▸ **AIM**
Revise these lines by swapping "visitor" for "patron" wherever it occurs, keeping everything else the same.

::: SUPPLIED DATA :::

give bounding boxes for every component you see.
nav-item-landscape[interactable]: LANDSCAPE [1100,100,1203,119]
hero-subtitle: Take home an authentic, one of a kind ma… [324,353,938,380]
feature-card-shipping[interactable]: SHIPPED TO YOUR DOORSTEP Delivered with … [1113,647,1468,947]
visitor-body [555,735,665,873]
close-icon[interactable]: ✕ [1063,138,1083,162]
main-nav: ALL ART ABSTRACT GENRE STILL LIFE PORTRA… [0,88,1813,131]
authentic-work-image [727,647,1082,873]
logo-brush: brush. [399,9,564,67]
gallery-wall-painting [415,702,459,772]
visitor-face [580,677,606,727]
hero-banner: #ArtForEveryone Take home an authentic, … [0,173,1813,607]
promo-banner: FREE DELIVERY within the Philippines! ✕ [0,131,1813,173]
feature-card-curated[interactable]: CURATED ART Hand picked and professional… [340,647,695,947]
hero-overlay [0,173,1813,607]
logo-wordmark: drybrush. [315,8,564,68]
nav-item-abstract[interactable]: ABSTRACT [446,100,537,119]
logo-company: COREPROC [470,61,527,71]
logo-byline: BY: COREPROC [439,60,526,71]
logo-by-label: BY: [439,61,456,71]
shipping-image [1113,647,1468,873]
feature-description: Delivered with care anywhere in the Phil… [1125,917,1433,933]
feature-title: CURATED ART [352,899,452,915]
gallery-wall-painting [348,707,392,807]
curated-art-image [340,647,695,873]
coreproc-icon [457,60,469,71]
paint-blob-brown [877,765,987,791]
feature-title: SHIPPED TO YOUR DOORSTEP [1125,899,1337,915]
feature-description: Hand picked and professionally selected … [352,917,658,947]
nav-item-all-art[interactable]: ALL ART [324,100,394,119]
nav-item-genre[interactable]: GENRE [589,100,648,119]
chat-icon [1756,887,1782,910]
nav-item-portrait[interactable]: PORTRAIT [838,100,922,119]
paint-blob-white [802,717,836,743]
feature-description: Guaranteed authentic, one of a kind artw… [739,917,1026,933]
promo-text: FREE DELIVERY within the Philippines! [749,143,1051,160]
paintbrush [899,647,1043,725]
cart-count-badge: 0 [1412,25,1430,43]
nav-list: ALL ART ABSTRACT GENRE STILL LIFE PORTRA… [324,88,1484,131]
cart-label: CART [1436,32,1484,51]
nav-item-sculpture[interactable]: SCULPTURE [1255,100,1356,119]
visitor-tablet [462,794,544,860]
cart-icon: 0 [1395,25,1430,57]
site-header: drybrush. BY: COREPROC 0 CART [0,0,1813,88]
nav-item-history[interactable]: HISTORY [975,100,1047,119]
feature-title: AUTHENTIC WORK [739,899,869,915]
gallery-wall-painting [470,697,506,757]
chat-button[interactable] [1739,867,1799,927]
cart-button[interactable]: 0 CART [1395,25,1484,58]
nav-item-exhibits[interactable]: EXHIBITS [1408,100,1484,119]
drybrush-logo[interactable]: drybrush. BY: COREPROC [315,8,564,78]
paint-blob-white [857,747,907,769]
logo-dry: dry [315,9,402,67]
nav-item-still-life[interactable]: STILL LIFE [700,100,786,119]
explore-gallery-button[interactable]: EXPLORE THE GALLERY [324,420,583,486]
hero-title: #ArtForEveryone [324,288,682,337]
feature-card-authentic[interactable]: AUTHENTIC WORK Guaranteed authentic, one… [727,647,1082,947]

:::

▸ **RESPONSE TO THE TASK**
give bounding boxes for every component you see.
nav-item-landscape[interactable]: LANDSCAPE [1100,100,1203,119]
hero-subtitle: Take home an authentic, one of a kind ma… [324,353,938,380]
feature-card-shipping[interactable]: SHIPPED TO YOUR DOORSTEP Delivered with … [1113,647,1468,947]
patron-body [555,735,665,873]
close-icon[interactable]: ✕ [1063,138,1083,162]
main-nav: ALL ART ABSTRACT GENRE STILL LIFE PORTRA… [0,88,1813,131]
authentic-work-image [727,647,1082,873]
logo-brush: brush. [399,9,564,67]
gallery-wall-painting [415,702,459,772]
patron-face [580,677,606,727]
hero-banner: #ArtForEveryone Take home an authentic, … [0,173,1813,607]
promo-banner: FREE DELIVERY within the Philippines! ✕ [0,131,1813,173]
feature-card-curated[interactable]: CURATED ART Hand picked and professional… [340,647,695,947]
hero-overlay [0,173,1813,607]
logo-wordmark: drybrush. [315,8,564,68]
nav-item-abstract[interactable]: ABSTRACT [446,100,537,119]
logo-company: COREPROC [470,61,527,71]
logo-byline: BY: COREPROC [439,60,526,71]
logo-by-label: BY: [439,61,456,71]
shipping-image [1113,647,1468,873]
feature-description: Delivered with care anywhere in the Phil… [1125,917,1433,933]
feature-title: CURATED ART [352,899,452,915]
gallery-wall-painting [348,707,392,807]
curated-art-image [340,647,695,873]
coreproc-icon [457,60,469,71]
paint-blob-brown [877,765,987,791]
feature-title: SHIPPED TO YOUR DOORSTEP [1125,899,1337,915]
feature-description: Hand picked and professionally selected … [352,917,658,947]
nav-item-all-art[interactable]: ALL ART [324,100,394,119]
nav-item-genre[interactable]: GENRE [589,100,648,119]
chat-icon [1756,887,1782,910]
nav-item-portrait[interactable]: PORTRAIT [838,100,922,119]
paint-blob-white [802,717,836,743]
feature-description: Guaranteed authentic, one of a kind artw… [739,917,1026,933]
promo-text: FREE DELIVERY within the Philippines! [749,143,1051,160]
paintbrush [899,647,1043,725]
cart-count-badge: 0 [1412,25,1430,43]
nav-list: ALL ART ABSTRACT GENRE STILL LIFE PORTRA… [324,88,1484,131]
cart-label: CART [1436,32,1484,51]
nav-item-sculpture[interactable]: SCULPTURE [1255,100,1356,119]
patron-tablet [462,794,544,860]
cart-icon: 0 [1395,25,1430,57]
site-header: drybrush. BY: COREPROC 0 CART [0,0,1813,88]
nav-item-history[interactable]: HISTORY [975,100,1047,119]
feature-title: AUTHENTIC WORK [739,899,869,915]
gallery-wall-painting [470,697,506,757]
chat-button[interactable] [1739,867,1799,927]
cart-button[interactable]: 0 CART [1395,25,1484,58]
nav-item-exhibits[interactable]: EXHIBITS [1408,100,1484,119]
drybrush-logo[interactable]: drybrush. BY: COREPROC [315,8,564,78]
paint-blob-white [857,747,907,769]
logo-dry: dry [315,9,402,67]
nav-item-still-life[interactable]: STILL LIFE [700,100,786,119]
explore-gallery-button[interactable]: EXPLORE THE GALLERY [324,420,583,486]
hero-title: #ArtForEveryone [324,288,682,337]
feature-card-authentic[interactable]: AUTHENTIC WORK Guaranteed authentic, one… [727,647,1082,947]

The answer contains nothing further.